==== Data extract
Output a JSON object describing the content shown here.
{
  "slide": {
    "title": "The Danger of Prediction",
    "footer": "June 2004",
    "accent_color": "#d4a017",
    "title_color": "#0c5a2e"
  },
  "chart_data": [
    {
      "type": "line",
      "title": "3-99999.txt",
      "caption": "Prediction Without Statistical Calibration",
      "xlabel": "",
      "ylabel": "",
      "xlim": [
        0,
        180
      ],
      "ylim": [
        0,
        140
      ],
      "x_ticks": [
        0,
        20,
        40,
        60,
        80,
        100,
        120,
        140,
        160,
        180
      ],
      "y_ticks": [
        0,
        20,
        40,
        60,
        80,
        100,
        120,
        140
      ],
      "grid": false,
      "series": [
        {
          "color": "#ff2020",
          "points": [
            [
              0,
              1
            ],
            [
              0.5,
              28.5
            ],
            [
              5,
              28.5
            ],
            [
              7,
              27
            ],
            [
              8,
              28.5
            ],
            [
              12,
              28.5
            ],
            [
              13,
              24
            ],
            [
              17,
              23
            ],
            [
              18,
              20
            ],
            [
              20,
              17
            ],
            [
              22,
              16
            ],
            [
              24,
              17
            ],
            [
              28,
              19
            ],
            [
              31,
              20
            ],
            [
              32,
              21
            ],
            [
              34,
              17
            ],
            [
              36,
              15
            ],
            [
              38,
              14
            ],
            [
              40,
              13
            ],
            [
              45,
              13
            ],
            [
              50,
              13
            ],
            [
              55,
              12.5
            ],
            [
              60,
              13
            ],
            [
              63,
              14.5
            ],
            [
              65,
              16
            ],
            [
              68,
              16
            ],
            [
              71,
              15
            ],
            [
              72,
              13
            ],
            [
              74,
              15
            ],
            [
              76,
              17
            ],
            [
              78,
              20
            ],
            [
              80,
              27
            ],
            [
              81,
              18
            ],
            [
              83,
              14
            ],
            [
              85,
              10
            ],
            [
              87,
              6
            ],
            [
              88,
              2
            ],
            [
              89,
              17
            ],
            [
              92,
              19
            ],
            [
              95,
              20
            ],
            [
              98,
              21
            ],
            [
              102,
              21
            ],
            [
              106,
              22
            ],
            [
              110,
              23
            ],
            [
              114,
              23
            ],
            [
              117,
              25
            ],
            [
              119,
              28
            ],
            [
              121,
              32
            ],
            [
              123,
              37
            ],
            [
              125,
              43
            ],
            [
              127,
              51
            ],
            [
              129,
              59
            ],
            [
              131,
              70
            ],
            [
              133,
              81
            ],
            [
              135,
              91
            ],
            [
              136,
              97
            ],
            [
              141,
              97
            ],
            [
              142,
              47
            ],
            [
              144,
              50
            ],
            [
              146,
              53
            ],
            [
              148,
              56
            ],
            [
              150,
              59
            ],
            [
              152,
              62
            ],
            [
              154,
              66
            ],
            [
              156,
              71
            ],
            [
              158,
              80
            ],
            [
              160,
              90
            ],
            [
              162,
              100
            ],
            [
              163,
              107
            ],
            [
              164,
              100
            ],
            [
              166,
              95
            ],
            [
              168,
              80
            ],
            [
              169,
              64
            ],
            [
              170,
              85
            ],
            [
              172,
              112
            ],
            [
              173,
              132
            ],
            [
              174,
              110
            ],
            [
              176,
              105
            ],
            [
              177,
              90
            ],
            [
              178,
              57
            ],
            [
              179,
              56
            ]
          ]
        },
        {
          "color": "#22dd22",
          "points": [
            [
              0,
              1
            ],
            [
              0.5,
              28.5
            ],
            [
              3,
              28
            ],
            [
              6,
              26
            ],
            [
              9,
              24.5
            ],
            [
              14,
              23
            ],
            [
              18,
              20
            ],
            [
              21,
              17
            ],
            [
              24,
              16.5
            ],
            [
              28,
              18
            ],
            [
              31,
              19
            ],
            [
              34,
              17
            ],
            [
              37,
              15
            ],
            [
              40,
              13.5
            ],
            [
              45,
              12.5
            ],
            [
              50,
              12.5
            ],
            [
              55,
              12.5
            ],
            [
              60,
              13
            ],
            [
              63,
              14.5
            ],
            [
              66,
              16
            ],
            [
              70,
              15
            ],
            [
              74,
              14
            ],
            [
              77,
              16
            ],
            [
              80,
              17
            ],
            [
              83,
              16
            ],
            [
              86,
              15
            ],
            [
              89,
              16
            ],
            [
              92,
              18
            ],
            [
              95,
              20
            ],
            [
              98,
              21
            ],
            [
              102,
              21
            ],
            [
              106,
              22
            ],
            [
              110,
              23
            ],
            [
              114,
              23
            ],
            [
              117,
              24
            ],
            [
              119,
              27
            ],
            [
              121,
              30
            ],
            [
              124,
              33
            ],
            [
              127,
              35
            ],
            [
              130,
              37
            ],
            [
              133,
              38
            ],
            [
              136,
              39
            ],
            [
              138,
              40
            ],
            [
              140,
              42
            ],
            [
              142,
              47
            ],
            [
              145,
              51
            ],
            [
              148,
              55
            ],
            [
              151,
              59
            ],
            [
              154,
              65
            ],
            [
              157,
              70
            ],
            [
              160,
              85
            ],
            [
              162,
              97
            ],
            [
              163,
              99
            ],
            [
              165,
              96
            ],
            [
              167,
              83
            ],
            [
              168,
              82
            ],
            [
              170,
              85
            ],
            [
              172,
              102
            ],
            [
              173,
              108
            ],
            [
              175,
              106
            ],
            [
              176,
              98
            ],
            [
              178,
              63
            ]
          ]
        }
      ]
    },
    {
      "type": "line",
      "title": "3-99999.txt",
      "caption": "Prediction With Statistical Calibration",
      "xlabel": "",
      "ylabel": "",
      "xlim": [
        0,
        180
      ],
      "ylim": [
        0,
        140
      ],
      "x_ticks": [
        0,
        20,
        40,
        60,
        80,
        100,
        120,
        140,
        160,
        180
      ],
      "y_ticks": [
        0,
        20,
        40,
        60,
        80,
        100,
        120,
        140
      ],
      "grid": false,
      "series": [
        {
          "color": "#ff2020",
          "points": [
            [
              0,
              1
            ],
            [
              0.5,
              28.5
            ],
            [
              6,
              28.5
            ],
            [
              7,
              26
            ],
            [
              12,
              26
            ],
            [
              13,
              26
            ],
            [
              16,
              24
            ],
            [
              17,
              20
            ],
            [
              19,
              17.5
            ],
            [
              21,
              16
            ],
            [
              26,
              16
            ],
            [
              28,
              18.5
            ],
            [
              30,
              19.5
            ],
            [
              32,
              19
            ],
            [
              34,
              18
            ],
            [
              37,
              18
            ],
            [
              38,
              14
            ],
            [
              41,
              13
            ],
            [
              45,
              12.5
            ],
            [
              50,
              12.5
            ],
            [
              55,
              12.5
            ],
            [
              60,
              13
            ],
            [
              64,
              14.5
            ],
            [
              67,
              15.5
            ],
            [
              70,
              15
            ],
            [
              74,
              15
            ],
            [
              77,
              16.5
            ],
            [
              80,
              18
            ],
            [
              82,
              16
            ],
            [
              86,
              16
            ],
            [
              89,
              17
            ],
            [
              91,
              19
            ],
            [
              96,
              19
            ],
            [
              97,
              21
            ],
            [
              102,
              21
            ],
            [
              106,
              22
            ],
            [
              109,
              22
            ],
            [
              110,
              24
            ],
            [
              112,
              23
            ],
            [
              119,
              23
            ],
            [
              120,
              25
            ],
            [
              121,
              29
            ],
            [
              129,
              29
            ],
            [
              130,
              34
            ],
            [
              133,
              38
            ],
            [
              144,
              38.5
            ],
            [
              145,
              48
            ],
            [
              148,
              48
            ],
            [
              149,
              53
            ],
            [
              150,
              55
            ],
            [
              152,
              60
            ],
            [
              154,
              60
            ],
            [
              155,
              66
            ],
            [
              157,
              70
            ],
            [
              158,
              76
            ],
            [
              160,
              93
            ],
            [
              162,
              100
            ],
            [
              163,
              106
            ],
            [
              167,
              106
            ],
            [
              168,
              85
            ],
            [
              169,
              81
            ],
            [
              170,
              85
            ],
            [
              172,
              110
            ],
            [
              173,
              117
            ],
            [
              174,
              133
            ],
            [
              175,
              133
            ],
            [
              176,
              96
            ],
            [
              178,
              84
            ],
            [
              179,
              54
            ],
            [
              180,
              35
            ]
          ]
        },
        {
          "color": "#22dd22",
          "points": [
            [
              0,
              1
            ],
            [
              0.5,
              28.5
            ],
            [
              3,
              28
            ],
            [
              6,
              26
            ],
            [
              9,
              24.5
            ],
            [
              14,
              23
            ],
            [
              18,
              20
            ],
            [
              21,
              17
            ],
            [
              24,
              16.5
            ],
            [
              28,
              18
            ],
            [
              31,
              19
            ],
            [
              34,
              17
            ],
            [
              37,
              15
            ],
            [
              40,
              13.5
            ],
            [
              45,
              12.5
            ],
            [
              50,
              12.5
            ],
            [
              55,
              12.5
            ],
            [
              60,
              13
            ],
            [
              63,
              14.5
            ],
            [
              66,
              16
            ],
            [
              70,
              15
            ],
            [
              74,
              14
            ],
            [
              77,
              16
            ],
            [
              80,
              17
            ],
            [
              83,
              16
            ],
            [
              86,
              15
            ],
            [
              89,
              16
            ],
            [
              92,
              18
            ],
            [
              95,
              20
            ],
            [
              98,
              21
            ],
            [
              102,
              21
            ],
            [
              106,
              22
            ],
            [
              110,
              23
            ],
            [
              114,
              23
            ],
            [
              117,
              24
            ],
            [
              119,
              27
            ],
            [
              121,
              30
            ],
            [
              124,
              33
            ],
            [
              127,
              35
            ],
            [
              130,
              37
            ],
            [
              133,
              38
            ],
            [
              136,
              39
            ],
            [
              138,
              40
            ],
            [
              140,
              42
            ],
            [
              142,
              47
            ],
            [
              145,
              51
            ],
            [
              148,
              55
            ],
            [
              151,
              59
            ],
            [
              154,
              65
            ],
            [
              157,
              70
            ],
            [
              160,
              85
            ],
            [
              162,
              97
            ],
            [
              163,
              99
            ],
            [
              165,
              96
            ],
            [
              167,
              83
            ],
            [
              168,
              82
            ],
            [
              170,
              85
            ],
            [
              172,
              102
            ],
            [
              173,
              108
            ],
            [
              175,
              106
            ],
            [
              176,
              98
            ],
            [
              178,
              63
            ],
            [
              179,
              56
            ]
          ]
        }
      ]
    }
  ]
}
========
* **Work to complete**
Extract all lines from the data in which "Calibration" is found.

* **Answer for this exercise**
      "caption": "Prediction Without Statistical Calibration",
      "caption": "Prediction With Statistical Calibration",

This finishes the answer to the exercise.